§ **Given problem**
Rewrite the rows starting with the line that contains "x-tick-label: 0 [197, 730, 206, 746]" and going on through the line that contains "x-axis-ticks: 0 50", with "x-tick-label" changed to "horizontal-tick-label" and everything else left the same. Return only those rows.

--- START ---

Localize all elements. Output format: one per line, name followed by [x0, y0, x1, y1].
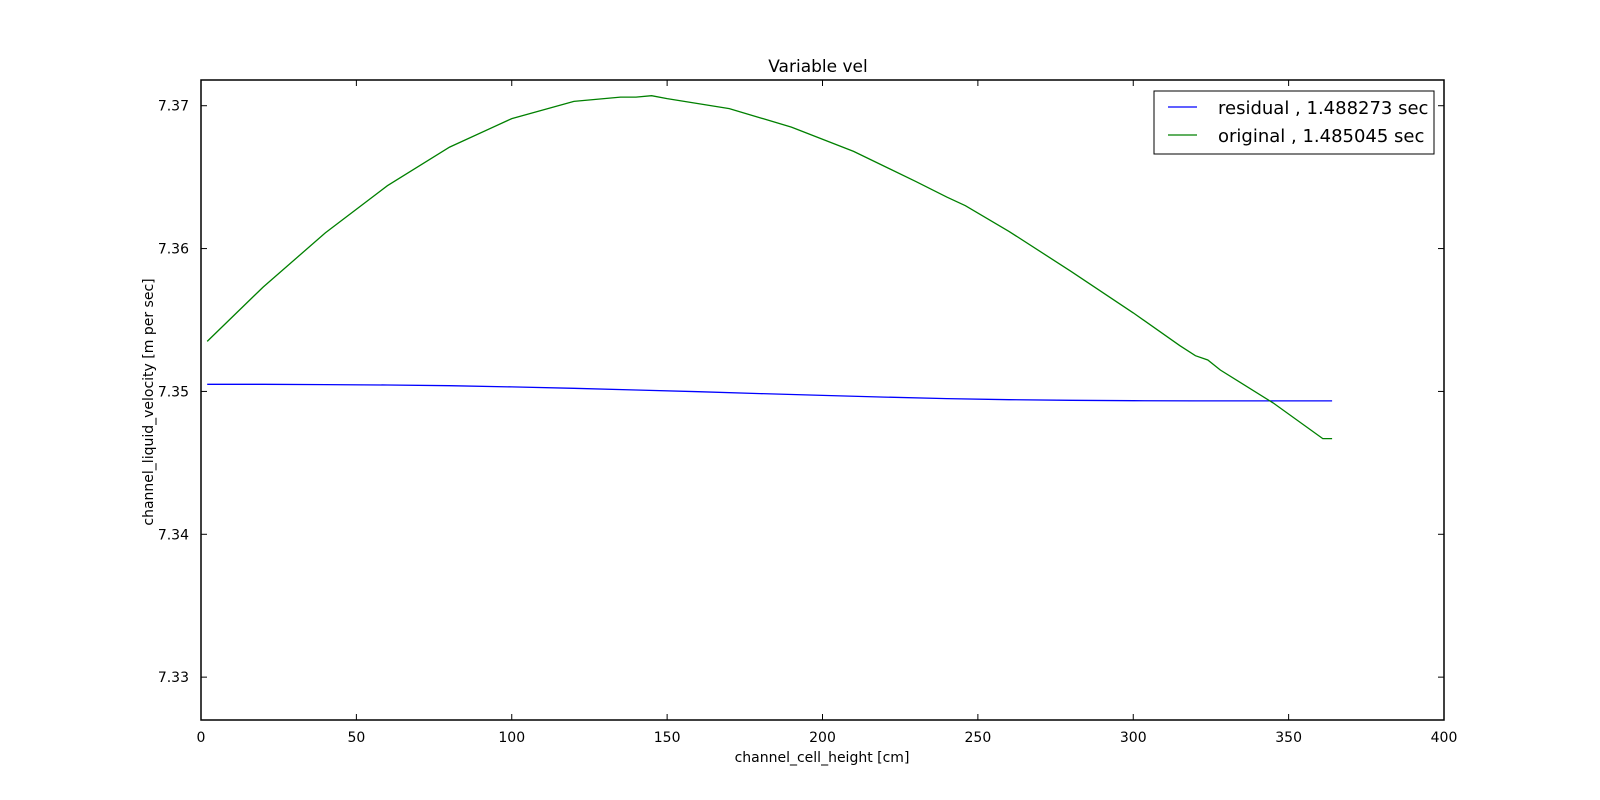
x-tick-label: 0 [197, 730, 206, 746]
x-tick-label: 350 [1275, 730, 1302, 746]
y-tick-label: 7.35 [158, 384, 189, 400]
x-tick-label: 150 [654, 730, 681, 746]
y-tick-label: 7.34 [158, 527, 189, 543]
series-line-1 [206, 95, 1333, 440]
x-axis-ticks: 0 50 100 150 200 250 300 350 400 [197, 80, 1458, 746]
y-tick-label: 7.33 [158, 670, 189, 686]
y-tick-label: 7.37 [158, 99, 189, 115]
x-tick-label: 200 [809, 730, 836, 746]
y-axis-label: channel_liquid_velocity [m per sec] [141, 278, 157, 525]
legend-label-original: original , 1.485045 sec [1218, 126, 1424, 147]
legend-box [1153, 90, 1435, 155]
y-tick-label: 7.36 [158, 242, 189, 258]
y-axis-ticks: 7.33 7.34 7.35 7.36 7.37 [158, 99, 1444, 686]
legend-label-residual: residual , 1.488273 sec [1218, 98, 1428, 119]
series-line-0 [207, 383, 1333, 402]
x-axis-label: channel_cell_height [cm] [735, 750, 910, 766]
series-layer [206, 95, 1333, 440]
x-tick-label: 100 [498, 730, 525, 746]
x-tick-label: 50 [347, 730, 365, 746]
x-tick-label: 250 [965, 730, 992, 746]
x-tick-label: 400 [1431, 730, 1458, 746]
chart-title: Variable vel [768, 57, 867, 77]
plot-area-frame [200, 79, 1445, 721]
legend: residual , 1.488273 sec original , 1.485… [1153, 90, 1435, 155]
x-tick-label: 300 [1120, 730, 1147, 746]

--- END ---
--- START ---

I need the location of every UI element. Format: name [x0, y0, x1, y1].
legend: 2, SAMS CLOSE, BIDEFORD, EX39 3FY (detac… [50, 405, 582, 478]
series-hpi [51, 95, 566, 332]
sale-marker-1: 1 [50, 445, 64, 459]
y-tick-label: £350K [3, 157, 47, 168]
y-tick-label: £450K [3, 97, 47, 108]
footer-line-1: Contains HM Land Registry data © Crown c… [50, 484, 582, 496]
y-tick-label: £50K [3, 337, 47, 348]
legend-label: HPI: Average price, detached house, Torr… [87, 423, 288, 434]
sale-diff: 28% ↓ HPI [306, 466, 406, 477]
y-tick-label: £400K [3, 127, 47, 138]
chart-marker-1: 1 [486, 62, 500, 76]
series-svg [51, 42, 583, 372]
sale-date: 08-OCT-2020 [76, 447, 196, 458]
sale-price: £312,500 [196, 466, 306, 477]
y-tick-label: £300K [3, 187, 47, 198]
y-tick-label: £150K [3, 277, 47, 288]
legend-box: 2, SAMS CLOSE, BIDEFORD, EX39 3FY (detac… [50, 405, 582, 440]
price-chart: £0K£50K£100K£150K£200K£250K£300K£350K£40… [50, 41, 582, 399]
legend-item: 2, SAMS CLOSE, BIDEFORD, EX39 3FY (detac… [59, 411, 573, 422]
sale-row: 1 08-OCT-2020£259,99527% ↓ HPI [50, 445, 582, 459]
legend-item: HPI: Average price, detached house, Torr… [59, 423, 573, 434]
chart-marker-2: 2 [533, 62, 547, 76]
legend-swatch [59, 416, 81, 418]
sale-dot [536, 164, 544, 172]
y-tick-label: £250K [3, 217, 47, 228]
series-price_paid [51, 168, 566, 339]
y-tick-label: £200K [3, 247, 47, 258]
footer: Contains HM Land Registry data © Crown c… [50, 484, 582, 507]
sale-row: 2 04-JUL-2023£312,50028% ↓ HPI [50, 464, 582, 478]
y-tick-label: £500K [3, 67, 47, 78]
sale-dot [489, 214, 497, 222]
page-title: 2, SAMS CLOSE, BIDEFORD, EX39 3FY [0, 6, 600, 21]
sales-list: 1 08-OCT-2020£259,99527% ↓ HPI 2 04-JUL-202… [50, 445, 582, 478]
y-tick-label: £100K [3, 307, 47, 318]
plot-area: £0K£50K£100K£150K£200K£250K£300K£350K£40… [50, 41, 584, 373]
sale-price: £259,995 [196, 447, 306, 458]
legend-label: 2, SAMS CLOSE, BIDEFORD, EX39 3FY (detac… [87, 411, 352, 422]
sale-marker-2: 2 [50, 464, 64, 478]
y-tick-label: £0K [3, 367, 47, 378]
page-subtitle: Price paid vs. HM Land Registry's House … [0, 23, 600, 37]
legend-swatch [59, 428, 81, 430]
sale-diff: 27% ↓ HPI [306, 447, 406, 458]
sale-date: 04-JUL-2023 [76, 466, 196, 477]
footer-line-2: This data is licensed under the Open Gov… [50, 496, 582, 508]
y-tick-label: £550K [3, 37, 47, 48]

--- END ---
--- START ---

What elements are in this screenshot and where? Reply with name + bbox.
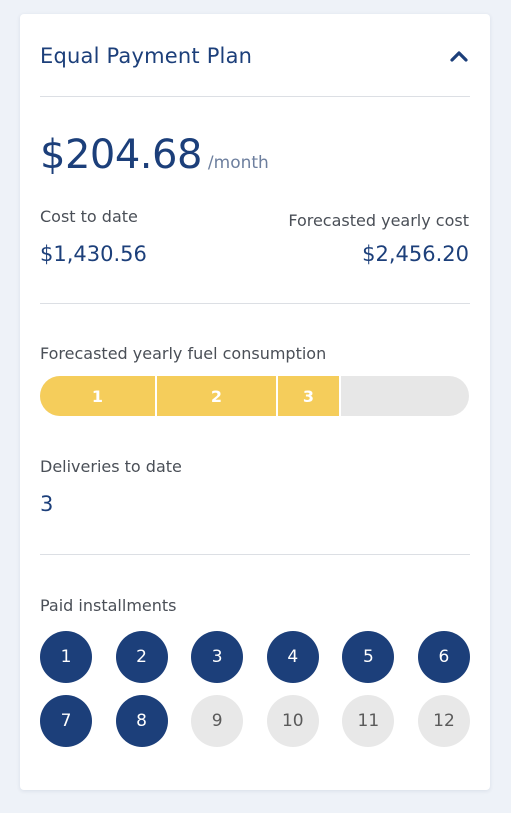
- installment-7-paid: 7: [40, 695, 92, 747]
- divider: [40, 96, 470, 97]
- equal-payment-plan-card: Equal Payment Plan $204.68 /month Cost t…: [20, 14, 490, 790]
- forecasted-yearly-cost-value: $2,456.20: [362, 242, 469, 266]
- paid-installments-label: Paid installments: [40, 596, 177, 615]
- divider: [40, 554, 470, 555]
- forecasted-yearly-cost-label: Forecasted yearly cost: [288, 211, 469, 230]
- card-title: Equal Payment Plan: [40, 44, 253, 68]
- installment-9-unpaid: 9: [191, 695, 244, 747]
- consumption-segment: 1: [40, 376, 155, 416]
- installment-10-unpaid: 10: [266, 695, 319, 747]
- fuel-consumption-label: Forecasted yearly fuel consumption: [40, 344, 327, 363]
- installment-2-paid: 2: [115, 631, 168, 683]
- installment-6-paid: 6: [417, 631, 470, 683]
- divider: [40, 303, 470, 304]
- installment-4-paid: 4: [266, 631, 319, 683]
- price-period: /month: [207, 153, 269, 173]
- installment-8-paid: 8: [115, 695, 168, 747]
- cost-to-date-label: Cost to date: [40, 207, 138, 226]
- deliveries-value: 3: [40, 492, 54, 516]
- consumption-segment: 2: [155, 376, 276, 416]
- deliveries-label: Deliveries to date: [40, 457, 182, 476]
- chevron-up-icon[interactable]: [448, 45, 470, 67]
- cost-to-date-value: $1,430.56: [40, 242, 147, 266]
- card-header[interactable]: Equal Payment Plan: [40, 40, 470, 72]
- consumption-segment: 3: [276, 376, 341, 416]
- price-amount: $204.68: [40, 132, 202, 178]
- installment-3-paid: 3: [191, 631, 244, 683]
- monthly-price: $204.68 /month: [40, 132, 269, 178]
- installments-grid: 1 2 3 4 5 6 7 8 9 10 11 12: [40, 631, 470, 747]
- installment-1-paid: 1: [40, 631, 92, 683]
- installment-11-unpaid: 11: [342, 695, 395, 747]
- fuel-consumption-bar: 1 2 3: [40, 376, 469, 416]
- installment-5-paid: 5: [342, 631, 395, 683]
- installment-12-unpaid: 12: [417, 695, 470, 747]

--- END ---

§ **Response**
horizontal-tick-label: 0 [197, 730, 206, 746]
horizontal-tick-label: 350 [1275, 730, 1302, 746]
y-tick-label: 7.35 [158, 384, 189, 400]
horizontal-tick-label: 150 [654, 730, 681, 746]
y-tick-label: 7.34 [158, 527, 189, 543]
series-line-1 [206, 95, 1333, 440]
x-axis-ticks: 0 50 100 150 200 250 300 350 400 [197, 80, 1458, 746]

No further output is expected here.